» Stated task: Render the material again word for word, skipping the pictures in it.

[Collected data]
(begin)

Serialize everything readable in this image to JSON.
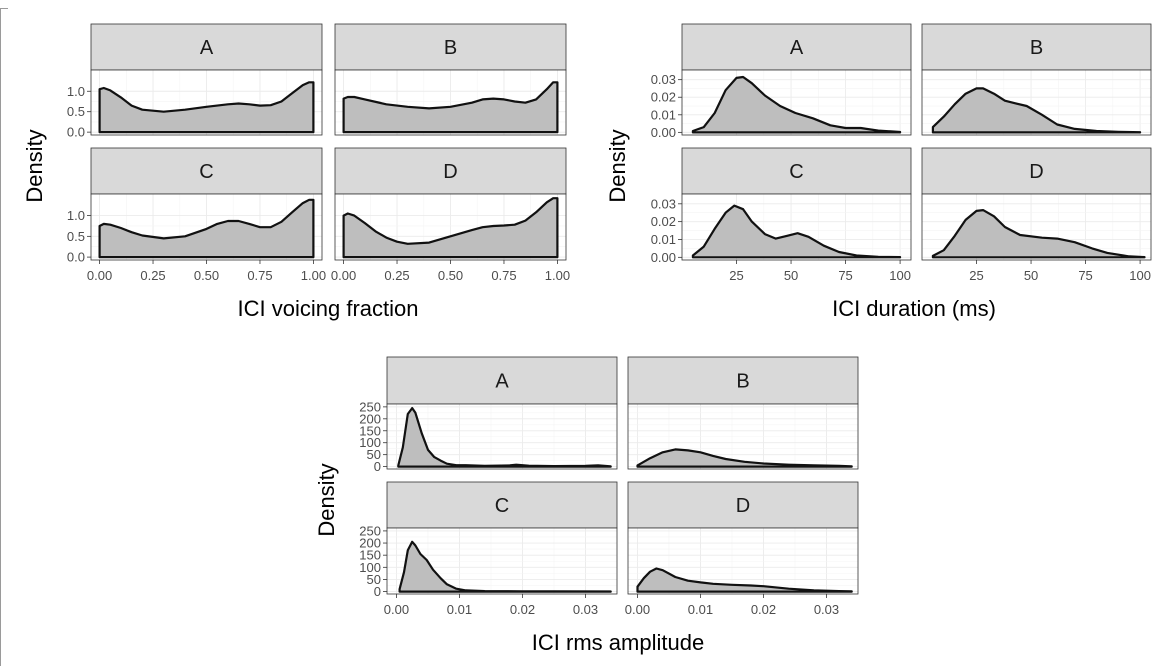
{
  "chart_data": [
    {
      "type": "area",
      "title": "",
      "xlabel": "ICI voicing fraction",
      "ylabel": "Density",
      "xlim": [
        0,
        1
      ],
      "ylim": [
        0,
        1.5
      ],
      "xticks": [
        "0.00",
        "0.25",
        "0.50",
        "0.75",
        "1.00"
      ],
      "yticks": [
        "0.0",
        "0.5",
        "1.0"
      ],
      "grid": true,
      "legend": "none",
      "fill_color": "#bebebe",
      "strip_color": "#d9d9d9",
      "panels": [
        {
          "label": "A",
          "x": [
            0.0,
            0.02,
            0.05,
            0.1,
            0.15,
            0.2,
            0.3,
            0.4,
            0.5,
            0.6,
            0.65,
            0.7,
            0.75,
            0.8,
            0.85,
            0.9,
            0.95,
            0.98,
            1.0
          ],
          "y": [
            1.05,
            1.08,
            1.02,
            0.85,
            0.65,
            0.55,
            0.5,
            0.55,
            0.62,
            0.68,
            0.7,
            0.68,
            0.65,
            0.66,
            0.75,
            0.95,
            1.15,
            1.22,
            1.22
          ]
        },
        {
          "label": "B",
          "x": [
            0.0,
            0.02,
            0.05,
            0.1,
            0.2,
            0.3,
            0.4,
            0.5,
            0.6,
            0.65,
            0.7,
            0.75,
            0.8,
            0.85,
            0.9,
            0.95,
            0.98,
            1.0
          ],
          "y": [
            0.82,
            0.86,
            0.86,
            0.8,
            0.68,
            0.62,
            0.58,
            0.62,
            0.72,
            0.8,
            0.82,
            0.8,
            0.75,
            0.72,
            0.8,
            1.05,
            1.22,
            1.22
          ]
        },
        {
          "label": "C",
          "x": [
            0.0,
            0.02,
            0.05,
            0.1,
            0.15,
            0.2,
            0.3,
            0.4,
            0.5,
            0.55,
            0.6,
            0.65,
            0.7,
            0.75,
            0.8,
            0.85,
            0.9,
            0.95,
            0.98,
            1.0
          ],
          "y": [
            0.75,
            0.8,
            0.78,
            0.7,
            0.6,
            0.52,
            0.45,
            0.5,
            0.68,
            0.8,
            0.87,
            0.87,
            0.8,
            0.72,
            0.72,
            0.85,
            1.08,
            1.3,
            1.38,
            1.38
          ]
        },
        {
          "label": "D",
          "x": [
            0.0,
            0.02,
            0.05,
            0.1,
            0.15,
            0.2,
            0.25,
            0.3,
            0.4,
            0.5,
            0.6,
            0.65,
            0.7,
            0.75,
            0.8,
            0.85,
            0.9,
            0.95,
            0.98,
            1.0
          ],
          "y": [
            1.0,
            1.05,
            1.0,
            0.82,
            0.62,
            0.47,
            0.37,
            0.32,
            0.35,
            0.5,
            0.65,
            0.72,
            0.75,
            0.76,
            0.78,
            0.88,
            1.08,
            1.32,
            1.42,
            1.42
          ]
        }
      ]
    },
    {
      "type": "area",
      "title": "",
      "xlabel": "ICI duration (ms)",
      "ylabel": "Density",
      "xlim": [
        0,
        105
      ],
      "ylim": [
        0,
        0.035
      ],
      "xticks": [
        "25",
        "50",
        "75",
        "100"
      ],
      "yticks": [
        "0.00",
        "0.01",
        "0.02",
        "0.03"
      ],
      "grid": true,
      "legend": "none",
      "fill_color": "#bebebe",
      "strip_color": "#d9d9d9",
      "panels": [
        {
          "label": "A",
          "x": [
            5,
            10,
            15,
            20,
            25,
            28,
            32,
            38,
            45,
            52,
            60,
            68,
            75,
            82,
            90,
            100
          ],
          "y": [
            0.0008,
            0.003,
            0.011,
            0.024,
            0.031,
            0.0315,
            0.028,
            0.021,
            0.015,
            0.011,
            0.008,
            0.004,
            0.0025,
            0.0025,
            0.001,
            0.0002
          ]
        },
        {
          "label": "B",
          "x": [
            5,
            10,
            15,
            20,
            25,
            28,
            33,
            38,
            43,
            48,
            55,
            62,
            70,
            80,
            90,
            100
          ],
          "y": [
            0.003,
            0.009,
            0.016,
            0.022,
            0.025,
            0.025,
            0.022,
            0.018,
            0.0165,
            0.015,
            0.01,
            0.0045,
            0.002,
            0.0008,
            0.0003,
            0.0001
          ]
        },
        {
          "label": "C",
          "x": [
            5,
            10,
            15,
            20,
            24,
            28,
            32,
            38,
            43,
            48,
            53,
            58,
            65,
            72,
            80,
            90,
            100
          ],
          "y": [
            0.001,
            0.006,
            0.016,
            0.025,
            0.029,
            0.027,
            0.02,
            0.013,
            0.0105,
            0.012,
            0.0135,
            0.0115,
            0.0065,
            0.003,
            0.001,
            0.0003,
            0.0001
          ]
        },
        {
          "label": "D",
          "x": [
            5,
            10,
            15,
            20,
            25,
            28,
            33,
            38,
            45,
            55,
            62,
            70,
            78,
            85,
            95,
            102
          ],
          "y": [
            0.0008,
            0.004,
            0.012,
            0.021,
            0.026,
            0.0265,
            0.023,
            0.017,
            0.0125,
            0.011,
            0.0105,
            0.0085,
            0.005,
            0.0025,
            0.0005,
            0.0001
          ]
        }
      ]
    },
    {
      "type": "area",
      "title": "",
      "xlabel": "ICI rms amplitude",
      "ylabel": "Density",
      "xlim": [
        0,
        0.035
      ],
      "ylim": [
        0,
        260
      ],
      "xticks": [
        "0.00",
        "0.01",
        "0.02",
        "0.03"
      ],
      "yticks": [
        "0",
        "50",
        "100",
        "150",
        "200",
        "250"
      ],
      "grid": true,
      "legend": "none",
      "fill_color": "#bebebe",
      "strip_color": "#d9d9d9",
      "panels": [
        {
          "label": "A",
          "x": [
            0.0003,
            0.001,
            0.0018,
            0.0025,
            0.003,
            0.004,
            0.005,
            0.006,
            0.007,
            0.008,
            0.0095,
            0.011,
            0.014,
            0.018,
            0.019,
            0.021,
            0.025,
            0.03,
            0.032,
            0.034
          ],
          "y": [
            5,
            80,
            220,
            245,
            225,
            140,
            70,
            40,
            25,
            12,
            6,
            6,
            3,
            5,
            8,
            4,
            2,
            3,
            5,
            1
          ]
        },
        {
          "label": "B",
          "x": [
            0.0,
            0.002,
            0.004,
            0.006,
            0.008,
            0.01,
            0.012,
            0.014,
            0.017,
            0.02,
            0.024,
            0.028,
            0.032,
            0.034
          ],
          "y": [
            5,
            35,
            60,
            72,
            68,
            60,
            45,
            32,
            20,
            13,
            8,
            5,
            3,
            1
          ]
        },
        {
          "label": "C",
          "x": [
            0.0005,
            0.0012,
            0.0018,
            0.0025,
            0.003,
            0.0038,
            0.0048,
            0.0058,
            0.007,
            0.008,
            0.0095,
            0.011,
            0.014,
            0.02,
            0.025,
            0.034
          ],
          "y": [
            10,
            80,
            170,
            205,
            190,
            155,
            130,
            90,
            55,
            30,
            12,
            5,
            2,
            1,
            1,
            0.5
          ]
        },
        {
          "label": "D",
          "x": [
            0.0,
            0.001,
            0.002,
            0.003,
            0.004,
            0.006,
            0.008,
            0.01,
            0.012,
            0.015,
            0.018,
            0.02,
            0.024,
            0.028,
            0.032,
            0.034
          ],
          "y": [
            20,
            55,
            82,
            95,
            88,
            60,
            45,
            38,
            32,
            28,
            25,
            22,
            12,
            5,
            2,
            1
          ]
        }
      ]
    }
  ]
}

(end)

» Completed task:
Serialize everything readable in this image to JSON.
{
  "chart_data": [
    {
      "type": "area",
      "title": "",
      "xlabel": "ICI voicing fraction",
      "ylabel": "Density",
      "xlim": [
        0,
        1
      ],
      "ylim": [
        0,
        1.5
      ],
      "xticks": [
        "0.00",
        "0.25",
        "0.50",
        "0.75",
        "1.00"
      ],
      "yticks": [
        "0.0",
        "0.5",
        "1.0"
      ],
      "grid": true,
      "legend": "none",
      "fill_color": "#bebebe",
      "strip_color": "#d9d9d9",
      "panels": [
        {
          "label": "A",
          "x": [
            0.0,
            0.02,
            0.05,
            0.1,
            0.15,
            0.2,
            0.3,
            0.4,
            0.5,
            0.6,
            0.65,
            0.7,
            0.75,
            0.8,
            0.85,
            0.9,
            0.95,
            0.98,
            1.0
          ],
          "y": [
            1.05,
            1.08,
            1.02,
            0.85,
            0.65,
            0.55,
            0.5,
            0.55,
            0.62,
            0.68,
            0.7,
            0.68,
            0.65,
            0.66,
            0.75,
            0.95,
            1.15,
            1.22,
            1.22
          ]
        },
        {
          "label": "B",
          "x": [
            0.0,
            0.02,
            0.05,
            0.1,
            0.2,
            0.3,
            0.4,
            0.5,
            0.6,
            0.65,
            0.7,
            0.75,
            0.8,
            0.85,
            0.9,
            0.95,
            0.98,
            1.0
          ],
          "y": [
            0.82,
            0.86,
            0.86,
            0.8,
            0.68,
            0.62,
            0.58,
            0.62,
            0.72,
            0.8,
            0.82,
            0.8,
            0.75,
            0.72,
            0.8,
            1.05,
            1.22,
            1.22
          ]
        },
        {
          "label": "C",
          "x": [
            0.0,
            0.02,
            0.05,
            0.1,
            0.15,
            0.2,
            0.3,
            0.4,
            0.5,
            0.55,
            0.6,
            0.65,
            0.7,
            0.75,
            0.8,
            0.85,
            0.9,
            0.95,
            0.98,
            1.0
          ],
          "y": [
            0.75,
            0.8,
            0.78,
            0.7,
            0.6,
            0.52,
            0.45,
            0.5,
            0.68,
            0.8,
            0.87,
            0.87,
            0.8,
            0.72,
            0.72,
            0.85,
            1.08,
            1.3,
            1.38,
            1.38
          ]
        },
        {
          "label": "D",
          "x": [
            0.0,
            0.02,
            0.05,
            0.1,
            0.15,
            0.2,
            0.25,
            0.3,
            0.4,
            0.5,
            0.6,
            0.65,
            0.7,
            0.75,
            0.8,
            0.85,
            0.9,
            0.95,
            0.98,
            1.0
          ],
          "y": [
            1.0,
            1.05,
            1.0,
            0.82,
            0.62,
            0.47,
            0.37,
            0.32,
            0.35,
            0.5,
            0.65,
            0.72,
            0.75,
            0.76,
            0.78,
            0.88,
            1.08,
            1.32,
            1.42,
            1.42
          ]
        }
      ]
    },
    {
      "type": "area",
      "title": "",
      "xlabel": "ICI duration (ms)",
      "ylabel": "Density",
      "xlim": [
        0,
        105
      ],
      "ylim": [
        0,
        0.035
      ],
      "xticks": [
        "25",
        "50",
        "75",
        "100"
      ],
      "yticks": [
        "0.00",
        "0.01",
        "0.02",
        "0.03"
      ],
      "grid": true,
      "legend": "none",
      "fill_color": "#bebebe",
      "strip_color": "#d9d9d9",
      "panels": [
        {
          "label": "A",
          "x": [
            5,
            10,
            15,
            20,
            25,
            28,
            32,
            38,
            45,
            52,
            60,
            68,
            75,
            82,
            90,
            100
          ],
          "y": [
            0.0008,
            0.003,
            0.011,
            0.024,
            0.031,
            0.0315,
            0.028,
            0.021,
            0.015,
            0.011,
            0.008,
            0.004,
            0.0025,
            0.0025,
            0.001,
            0.0002
          ]
        },
        {
          "label": "B",
          "x": [
            5,
            10,
            15,
            20,
            25,
            28,
            33,
            38,
            43,
            48,
            55,
            62,
            70,
            80,
            90,
            100
          ],
          "y": [
            0.003,
            0.009,
            0.016,
            0.022,
            0.025,
            0.025,
            0.022,
            0.018,
            0.0165,
            0.015,
            0.01,
            0.0045,
            0.002,
            0.0008,
            0.0003,
            0.0001
          ]
        },
        {
          "label": "C",
          "x": [
            5,
            10,
            15,
            20,
            24,
            28,
            32,
            38,
            43,
            48,
            53,
            58,
            65,
            72,
            80,
            90,
            100
          ],
          "y": [
            0.001,
            0.006,
            0.016,
            0.025,
            0.029,
            0.027,
            0.02,
            0.013,
            0.0105,
            0.012,
            0.0135,
            0.0115,
            0.0065,
            0.003,
            0.001,
            0.0003,
            0.0001
          ]
        },
        {
          "label": "D",
          "x": [
            5,
            10,
            15,
            20,
            25,
            28,
            33,
            38,
            45,
            55,
            62,
            70,
            78,
            85,
            95,
            102
          ],
          "y": [
            0.0008,
            0.004,
            0.012,
            0.021,
            0.026,
            0.0265,
            0.023,
            0.017,
            0.0125,
            0.011,
            0.0105,
            0.0085,
            0.005,
            0.0025,
            0.0005,
            0.0001
          ]
        }
      ]
    },
    {
      "type": "area",
      "title": "",
      "xlabel": "ICI rms amplitude",
      "ylabel": "Density",
      "xlim": [
        0,
        0.035
      ],
      "ylim": [
        0,
        260
      ],
      "xticks": [
        "0.00",
        "0.01",
        "0.02",
        "0.03"
      ],
      "yticks": [
        "0",
        "50",
        "100",
        "150",
        "200",
        "250"
      ],
      "grid": true,
      "legend": "none",
      "fill_color": "#bebebe",
      "strip_color": "#d9d9d9",
      "panels": [
        {
          "label": "A",
          "x": [
            0.0003,
            0.001,
            0.0018,
            0.0025,
            0.003,
            0.004,
            0.005,
            0.006,
            0.007,
            0.008,
            0.0095,
            0.011,
            0.014,
            0.018,
            0.019,
            0.021,
            0.025,
            0.03,
            0.032,
            0.034
          ],
          "y": [
            5,
            80,
            220,
            245,
            225,
            140,
            70,
            40,
            25,
            12,
            6,
            6,
            3,
            5,
            8,
            4,
            2,
            3,
            5,
            1
          ]
        },
        {
          "label": "B",
          "x": [
            0.0,
            0.002,
            0.004,
            0.006,
            0.008,
            0.01,
            0.012,
            0.014,
            0.017,
            0.02,
            0.024,
            0.028,
            0.032,
            0.034
          ],
          "y": [
            5,
            35,
            60,
            72,
            68,
            60,
            45,
            32,
            20,
            13,
            8,
            5,
            3,
            1
          ]
        },
        {
          "label": "C",
          "x": [
            0.0005,
            0.0012,
            0.0018,
            0.0025,
            0.003,
            0.0038,
            0.0048,
            0.0058,
            0.007,
            0.008,
            0.0095,
            0.011,
            0.014,
            0.02,
            0.025,
            0.034
          ],
          "y": [
            10,
            80,
            170,
            205,
            190,
            155,
            130,
            90,
            55,
            30,
            12,
            5,
            2,
            1,
            1,
            0.5
          ]
        },
        {
          "label": "D",
          "x": [
            0.0,
            0.001,
            0.002,
            0.003,
            0.004,
            0.006,
            0.008,
            0.01,
            0.012,
            0.015,
            0.018,
            0.02,
            0.024,
            0.028,
            0.032,
            0.034
          ],
          "y": [
            20,
            55,
            82,
            95,
            88,
            60,
            45,
            38,
            32,
            28,
            25,
            22,
            12,
            5,
            2,
            1
          ]
        }
      ]
    }
  ]
}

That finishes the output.